**To be done**
Show every line containing "CENTRAL" by copying it.
* BEGIN Supplied data *
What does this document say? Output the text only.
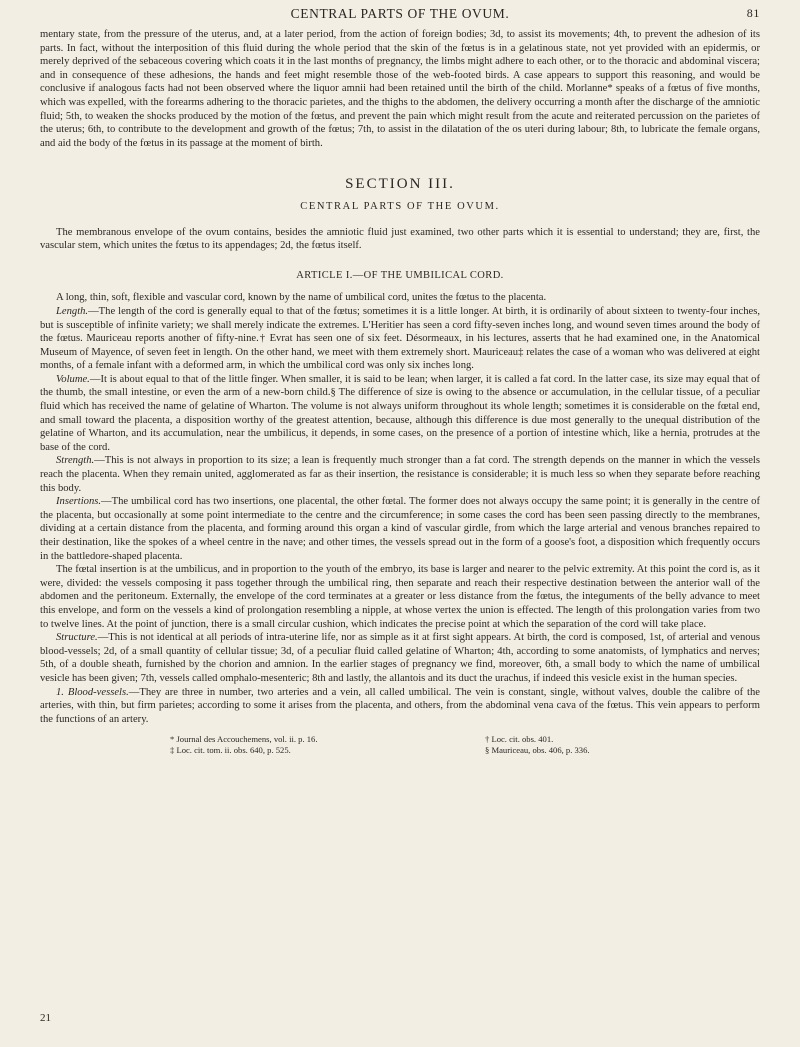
CENTRAL PARTS OF THE OVUM.	81

mentary state, from the pressure of the uterus, and, at a later period, from the action of foreign bodies; 3d, to assist its movements; 4th, to prevent the adhesion of its parts. In fact, without the interposition of this fluid during the whole period that the skin of the fœtus is in a gelatinous state, not yet provided with an epidermis, or merely deprived of the sebaceous covering which coats it in the last months of pregnancy, the limbs might adhere to each other, or to the thoracic and abdominal viscera; and in consequence of these adhesions, the hands and feet might resemble those of the web-footed birds. A case appears to support this reasoning, and would be conclusive if analogous facts had not been observed where the liquor amnii had been retained until the birth of the child. Morlanne* speaks of a fœtus of five months, which was expelled, with the forearms adhering to the thoracic parietes, and the thighs to the abdomen, the delivery occurring a month after the discharge of the amniotic fluid; 5th, to weaken the shocks produced by the motion of the fœtus, and prevent the pain which might result from the acute and reiterated percussion on the parietes of the uterus; 6th, to contribute to the development and growth of the fœtus; 7th, to assist in the dilatation of the os uteri during labour; 8th, to lubricate the female organs, and aid the body of the fœtus in its passage at the moment of birth.

SECTION III.
CENTRAL PARTS OF THE OVUM.

The membranous envelope of the ovum contains, besides the amniotic fluid just examined, two other parts which it is essential to understand; they are, first, the vascular stem, which unites the fœtus to its appendages; 2d, the fœtus itself.

ARTICLE I.—OF THE UMBILICAL CORD.

A long, thin, soft, flexible and vascular cord, known by the name of umbilical cord, unites the fœtus to the placenta.

Length.—The length of the cord is generally equal to that of the fœtus; sometimes it is a little longer. At birth, it is ordinarily of about sixteen to twenty-four inches, but is susceptible of infinite variety; we shall merely indicate the extremes. L'Heritier has seen a cord fifty-seven inches long, and wound seven times around the body of the fœtus. Mauriceau reports another of fifty-nine.† Evrat has seen one of six feet. Désormeaux, in his lectures, asserts that he had examined one, in the Anatomical Museum of Mayence, of seven feet in length. On the other hand, we meet with them extremely short. Mauriceau‡ relates the case of a woman who was delivered at eight months, of a female infant with a deformed arm, in which the umbilical cord was only six inches long.

Volume.—It is about equal to that of the little finger. When smaller, it is said to be lean; when larger, it is called a fat cord. In the latter case, its size may equal that of the thumb, the small intestine, or even the arm of a new-born child.§ The difference of size is owing to the absence or accumulation, in the cellular tissue, of a peculiar fluid which has received the name of gelatine of Wharton. The volume is not always uniform throughout its whole length; sometimes it is considerable on the fœtal end, and small toward the placenta, a disposition worthy of the greatest attention, because, although this difference is due most generally to the unequal distribution of the gelatine of Wharton, and its accumulation, near the umbilicus, it depends, in some cases, on the presence of a portion of intestine which, like a hernia, protrudes at the base of the cord.

Strength.—This is not always in proportion to its size; a lean is frequently much stronger than a fat cord. The strength depends on the manner in which the vessels reach the placenta. When they remain united, agglomerated as far as their insertion, the resistance is considerable; it is much less so when they separate before reaching this body.

Insertions.—The umbilical cord has two insertions, one placental, the other fœtal. The former does not always occupy the same point; it is generally in the centre of the placenta, but occasionally at some point intermediate to the centre and the circumference; in some cases the cord has been seen passing directly to the membranes, dividing at a certain distance from the placenta, and forming around this organ a kind of vascular girdle, from which the large arterial and venous branches repaired to their destination, like the spokes of a wheel centre in the nave; and other times, the vessels spread out in the form of a goose's foot, a disposition which frequently occurs in the battledore-shaped placenta.

The fœtal insertion is at the umbilicus, and in proportion to the youth of the embryo, its base is larger and nearer to the pelvic extremity. At this point the cord is, as it were, divided: the vessels composing it pass together through the umbilical ring, then separate and reach their respective destination between the anterior wall of the abdomen and the peritoneum. Externally, the envelope of the cord terminates at a greater or less distance from the fœtus, the integuments of the belly advance to meet this envelope, and form on the vessels a kind of prolongation resembling a nipple, at whose vertex the union is effected. The length of this prolongation varies from two to twelve lines. At the point of junction, there is a small circular cushion, which indicates the precise point at which the separation of the cord will take place.

Structure.—This is not identical at all periods of intra-uterine life, nor as simple as it at first sight appears. At birth, the cord is composed, 1st, of arterial and venous blood-vessels; 2d, of a small quantity of cellular tissue; 3d, of a peculiar fluid called gelatine of Wharton; 4th, according to some anatomists, of lymphatics and nerves; 5th, of a double sheath, furnished by the chorion and amnion. In the earlier stages of pregnancy we find, moreover, 6th, a small body to which the name of umbilical vesicle has been given; 7th, vessels called omphalo-mesenteric; 8th and lastly, the allantois and its duct the urachus, if indeed this vesicle exist in the human species.

1. Blood-vessels.—They are three in number, two arteries and a vein, all called umbilical. The vein is constant, single, without valves, double the calibre of the arteries, with thin, but firm parietes; according to some it arises from the placenta, and others, from the abdominal vena cava of the fœtus. This vein appears to perform the functions of an artery.

* Journal des Accouchemens, vol. ii. p. 16.	† Loc. cit. obs. 401.
‡ Loc. cit. tom. ii. obs. 640, p. 525.	§ Mauriceau, obs. 406, p. 336.
21
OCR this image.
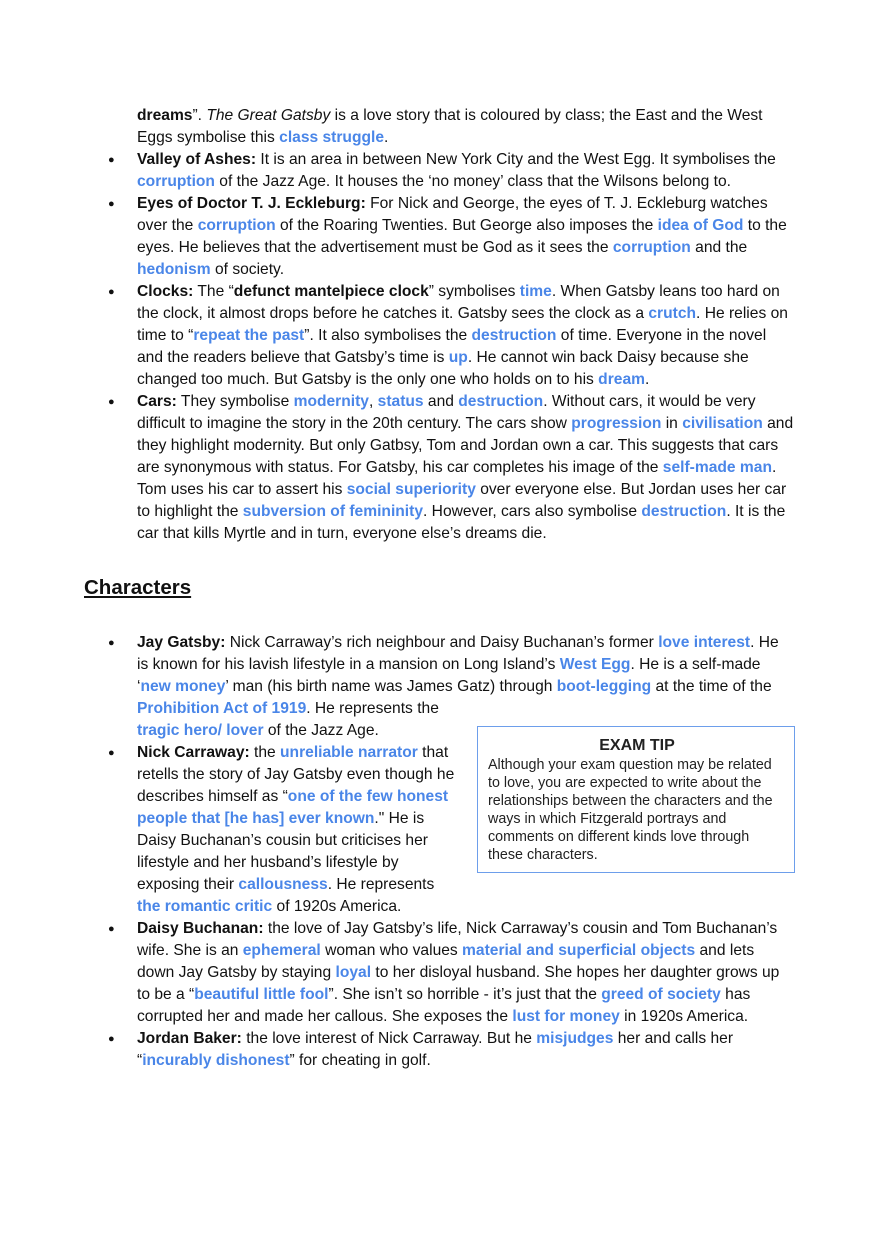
dreams”. The Great Gatsby is a love story that is coloured by class; the East and the West Eggs symbolise this class struggle.

● Valley of Ashes: It is an area in between New York City and the West Egg. It symbolises the corruption of the Jazz Age. It houses the ‘no money’ class that the Wilsons belong to.
● Eyes of Doctor T. J. Eckleburg: For Nick and George, the eyes of T. J. Eckleburg watches over the corruption of the Roaring Twenties. But George also imposes the idea of God to the eyes. He believes that the advertisement must be God as it sees the corruption and the hedonism of society.
● Clocks: The “defunct mantelpiece clock” symbolises time. When Gatsby leans too hard on the clock, it almost drops before he catches it. Gatsby sees the clock as a crutch. He relies on time to “repeat the past”. It also symbolises the destruction of time. Everyone in the novel and the readers believe that Gatsby’s time is up. He cannot win back Daisy because she changed too much. But Gatsby is the only one who holds on to his dream.
● Cars: They symbolise modernity, status and destruction. Without cars, it would be very difficult to imagine the story in the 20th century. The cars show progression in civilisation and they highlight modernity. But only Gatbsy, Tom and Jordan own a car. This suggests that cars are synonymous with status. For Gatsby, his car completes his image of the self-made man. Tom uses his car to assert his social superiority over everyone else. But Jordan uses her car to highlight the subversion of femininity. However, cars also symbolise destruction. It is the car that kills Myrtle and in turn, everyone else’s dreams die.
Characters
● EXAM TIP
Although your exam question may be related to love, you are expected to write about the relationships between the characters and the ways in which Fitzgerald portrays and comments on different kinds love through these characters.
Jay Gatsby: Nick Carraway’s rich neighbour and Daisy Buchanan’s former love interest. He is known for his lavish lifestyle in a mansion on Long Island’s West Egg. He is a self-made ‘new money’ man (his birth name was James Gatz) through boot-legging at the time of the Prohibition Act of 1919. He represents the tragic hero/ lover of the Jazz Age.
● Nick Carraway: the unreliable narrator that retells the story of Jay Gatsby even though he describes himself as “one of the few honest people that [he has] ever known." He is Daisy Buchanan’s cousin but criticises her lifestyle and her husband’s lifestyle by exposing their callousness. He represents the romantic critic of 1920s America.
● Daisy Buchanan: the love of Jay Gatsby’s life, Nick Carraway’s cousin and Tom Buchanan’s wife. She is an ephemeral woman who values material and superficial objects and lets down Jay Gatsby by staying loyal to her disloyal husband. She hopes her daughter grows up to be a “beautiful little fool”. She isn’t so horrible - it’s just that the greed of society has corrupted her and made her callous. She exposes the lust for money in 1920s America.
● Jordan Baker: the love interest of Nick Carraway. But he misjudges her and calls her “incurably dishonest” for cheating in golf.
* END Supplied data *
**Solution**
CENTRAL PARTS OF THE OVUM.	81
CENTRAL PARTS OF THE OVUM.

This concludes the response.